» **Extracted records**
□ □ □

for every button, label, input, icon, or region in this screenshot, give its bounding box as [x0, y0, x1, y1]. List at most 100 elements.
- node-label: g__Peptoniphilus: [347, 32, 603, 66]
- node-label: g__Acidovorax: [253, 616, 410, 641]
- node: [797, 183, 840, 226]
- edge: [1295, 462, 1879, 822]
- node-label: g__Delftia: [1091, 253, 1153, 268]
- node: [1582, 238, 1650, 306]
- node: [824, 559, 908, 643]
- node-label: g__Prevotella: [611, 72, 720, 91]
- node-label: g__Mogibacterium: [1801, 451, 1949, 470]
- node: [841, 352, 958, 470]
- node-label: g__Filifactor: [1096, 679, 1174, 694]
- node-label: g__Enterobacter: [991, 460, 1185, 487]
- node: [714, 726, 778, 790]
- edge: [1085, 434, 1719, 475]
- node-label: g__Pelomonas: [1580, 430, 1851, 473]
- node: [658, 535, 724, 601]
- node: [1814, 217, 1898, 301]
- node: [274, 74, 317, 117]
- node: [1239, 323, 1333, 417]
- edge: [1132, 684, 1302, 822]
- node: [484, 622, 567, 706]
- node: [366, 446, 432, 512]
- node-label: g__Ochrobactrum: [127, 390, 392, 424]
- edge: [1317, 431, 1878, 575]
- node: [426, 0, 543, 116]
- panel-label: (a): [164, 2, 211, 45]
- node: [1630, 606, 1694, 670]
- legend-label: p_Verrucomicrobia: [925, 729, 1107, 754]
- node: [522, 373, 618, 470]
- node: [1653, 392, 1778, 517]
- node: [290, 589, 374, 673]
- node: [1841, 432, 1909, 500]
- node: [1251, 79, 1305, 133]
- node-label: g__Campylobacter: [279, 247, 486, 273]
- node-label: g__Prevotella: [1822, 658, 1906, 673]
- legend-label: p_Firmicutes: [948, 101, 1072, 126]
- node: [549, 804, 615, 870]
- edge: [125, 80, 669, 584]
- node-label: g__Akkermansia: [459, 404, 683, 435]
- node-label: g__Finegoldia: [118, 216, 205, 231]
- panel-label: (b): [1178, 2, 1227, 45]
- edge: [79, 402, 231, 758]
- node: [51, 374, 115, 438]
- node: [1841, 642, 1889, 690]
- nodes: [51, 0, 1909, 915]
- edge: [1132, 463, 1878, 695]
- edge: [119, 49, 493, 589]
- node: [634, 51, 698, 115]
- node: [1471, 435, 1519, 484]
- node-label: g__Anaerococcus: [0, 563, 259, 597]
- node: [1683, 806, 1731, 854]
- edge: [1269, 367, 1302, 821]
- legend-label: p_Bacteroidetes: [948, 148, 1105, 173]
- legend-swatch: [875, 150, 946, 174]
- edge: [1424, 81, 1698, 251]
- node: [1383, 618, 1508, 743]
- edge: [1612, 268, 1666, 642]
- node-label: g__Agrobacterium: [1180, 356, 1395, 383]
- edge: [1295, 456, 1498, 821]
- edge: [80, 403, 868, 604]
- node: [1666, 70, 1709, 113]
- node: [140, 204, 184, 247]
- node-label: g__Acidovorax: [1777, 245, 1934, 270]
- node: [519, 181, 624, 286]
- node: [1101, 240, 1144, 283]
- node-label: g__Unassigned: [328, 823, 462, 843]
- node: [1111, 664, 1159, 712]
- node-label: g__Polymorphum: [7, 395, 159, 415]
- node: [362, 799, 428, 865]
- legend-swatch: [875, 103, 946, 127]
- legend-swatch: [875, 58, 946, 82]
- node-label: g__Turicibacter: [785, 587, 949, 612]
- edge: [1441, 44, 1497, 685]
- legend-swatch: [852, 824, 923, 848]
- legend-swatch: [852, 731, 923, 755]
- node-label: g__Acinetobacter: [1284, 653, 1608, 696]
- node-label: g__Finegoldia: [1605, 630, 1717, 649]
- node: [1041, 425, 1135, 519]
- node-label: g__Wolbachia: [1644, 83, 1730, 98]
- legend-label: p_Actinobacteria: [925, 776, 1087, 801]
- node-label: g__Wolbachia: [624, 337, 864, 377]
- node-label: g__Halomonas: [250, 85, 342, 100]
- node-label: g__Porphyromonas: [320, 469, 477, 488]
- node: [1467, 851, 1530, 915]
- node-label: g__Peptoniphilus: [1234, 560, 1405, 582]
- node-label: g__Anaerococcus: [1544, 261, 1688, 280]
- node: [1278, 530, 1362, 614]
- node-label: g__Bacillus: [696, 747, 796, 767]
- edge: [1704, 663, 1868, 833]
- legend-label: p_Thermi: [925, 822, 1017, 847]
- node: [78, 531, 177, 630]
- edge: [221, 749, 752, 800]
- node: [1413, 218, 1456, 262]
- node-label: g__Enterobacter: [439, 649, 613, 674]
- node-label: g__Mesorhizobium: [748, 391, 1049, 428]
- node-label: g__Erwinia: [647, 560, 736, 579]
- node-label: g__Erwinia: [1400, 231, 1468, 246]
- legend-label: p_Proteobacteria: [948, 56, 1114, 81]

□ □ □

Every line above must be repeated exactly as it appears.

» **Solution**
for every button, label, input, icon, or region in this screenshot, give its bounding box as [x0, y0, x1, y1]. List at most 100 elements.
- node-label: g__Peptoniphilus: [347, 32, 603, 66]
- node-label: g__Acidovorax: [253, 616, 410, 641]
- node: [797, 183, 840, 226]
- edge: [1295, 462, 1879, 822]
- node-label: g__Delftia: [1091, 253, 1153, 268]
- node: [1582, 238, 1650, 306]
- node: [824, 559, 908, 643]
- node-label: g__Prevotella: [611, 72, 720, 91]
- node-label: g__Mogibacterium: [1801, 451, 1949, 470]
- node: [841, 352, 958, 470]
- node-label: g__Filifactor: [1096, 679, 1174, 694]
- node-label: g__Enterobacter: [991, 460, 1185, 487]
- node: [714, 726, 778, 790]
- edge: [1085, 434, 1719, 475]
- node-label: g__Pelomonas: [1580, 430, 1851, 473]
- node: [658, 535, 724, 601]
- node: [1814, 217, 1898, 301]
- node: [274, 74, 317, 117]
- node: [1239, 323, 1333, 417]
- edge: [1132, 684, 1302, 822]
- node: [484, 622, 567, 706]
- node: [366, 446, 432, 512]
- node-label: g__Ochrobactrum: [127, 390, 392, 424]
- edge: [1317, 431, 1878, 575]
- node: [426, 0, 543, 116]
- panel-label: (a): [164, 2, 211, 45]
- node: [1630, 606, 1694, 670]
- legend-label: p_Verrucomicrobia: [925, 729, 1107, 754]
- node: [522, 373, 618, 470]
- node: [1653, 392, 1778, 517]
- node: [290, 589, 374, 673]
- node: [1841, 432, 1909, 500]
- node: [1251, 79, 1305, 133]
- node-label: g__Campylobacter: [279, 247, 486, 273]
- node-label: g__Prevotella: [1822, 658, 1906, 673]
- legend-label: p_Firmicutes: [948, 101, 1072, 126]
- node: [549, 804, 615, 870]
- edge: [125, 80, 669, 584]
- node-label: g__Akkermansia: [459, 404, 683, 435]
- node-label: g__Finegoldia: [118, 216, 205, 231]
- panel-label: (b): [1178, 2, 1227, 45]
- edge: [79, 402, 231, 758]
- node: [51, 374, 115, 438]
- node: [1841, 642, 1889, 690]
- nodes: [51, 0, 1909, 915]
- edge: [1132, 463, 1878, 695]
- edge: [119, 49, 493, 589]
- node: [634, 51, 698, 115]
- node: [1471, 435, 1519, 484]
- node-label: g__Anaerococcus: [0, 563, 259, 597]
- node: [1683, 806, 1731, 854]
- edge: [1269, 367, 1302, 821]
- legend-label: p_Bacteroidetes: [948, 148, 1105, 173]
- legend-swatch: [875, 150, 946, 174]
- edge: [1424, 81, 1698, 251]
- node: [1383, 618, 1508, 743]
- edge: [1612, 268, 1666, 642]
- node-label: g__Agrobacterium: [1180, 356, 1395, 383]
- edge: [1295, 456, 1498, 821]
- edge: [80, 403, 868, 604]
- node: [1666, 70, 1709, 113]
- node: [140, 204, 184, 247]
- node-label: g__Acidovorax: [1777, 245, 1934, 270]
- node: [519, 181, 624, 286]
- node: [1101, 240, 1144, 283]
- node-label: g__Unassigned: [328, 823, 462, 843]
- node: [1111, 664, 1159, 712]
- node-label: g__Polymorphum: [7, 395, 159, 415]
- node: [362, 799, 428, 865]
- legend-swatch: [875, 103, 946, 127]
- legend-swatch: [875, 58, 946, 82]
- node-label: g__Turicibacter: [785, 587, 949, 612]
- edge: [1441, 44, 1497, 685]
- legend-swatch: [852, 824, 923, 848]
- legend-swatch: [852, 731, 923, 755]
- node-label: g__Acinetobacter: [1284, 653, 1608, 696]
- node-label: g__Finegoldia: [1605, 630, 1717, 649]
- node: [1041, 425, 1135, 519]
- node-label: g__Wolbachia: [1644, 83, 1730, 98]
- legend-label: p_Actinobacteria: [925, 776, 1087, 801]
- node-label: g__Wolbachia: [624, 337, 864, 377]
- node-label: g__Halomonas: [250, 85, 342, 100]
- node-label: g__Porphyromonas: [320, 469, 477, 488]
- node: [1467, 851, 1530, 915]
- node-label: g__Peptoniphilus: [1234, 560, 1405, 582]
- node-label: g__Anaerococcus: [1544, 261, 1688, 280]
- node: [1278, 530, 1362, 614]
- node-label: g__Bacillus: [696, 747, 796, 767]
- edge: [1704, 663, 1868, 833]
- legend-label: p_Thermi: [925, 822, 1017, 847]
- node: [78, 531, 177, 630]
- edge: [221, 749, 752, 800]
- node: [1413, 218, 1456, 262]
- node-label: g__Enterobacter: [439, 649, 613, 674]
- node-label: g__Mesorhizobium: [748, 391, 1049, 428]
- node-label: g__Erwinia: [647, 560, 736, 579]
- node-label: g__Erwinia: [1400, 231, 1468, 246]
- legend-label: p_Proteobacteria: [948, 56, 1114, 81]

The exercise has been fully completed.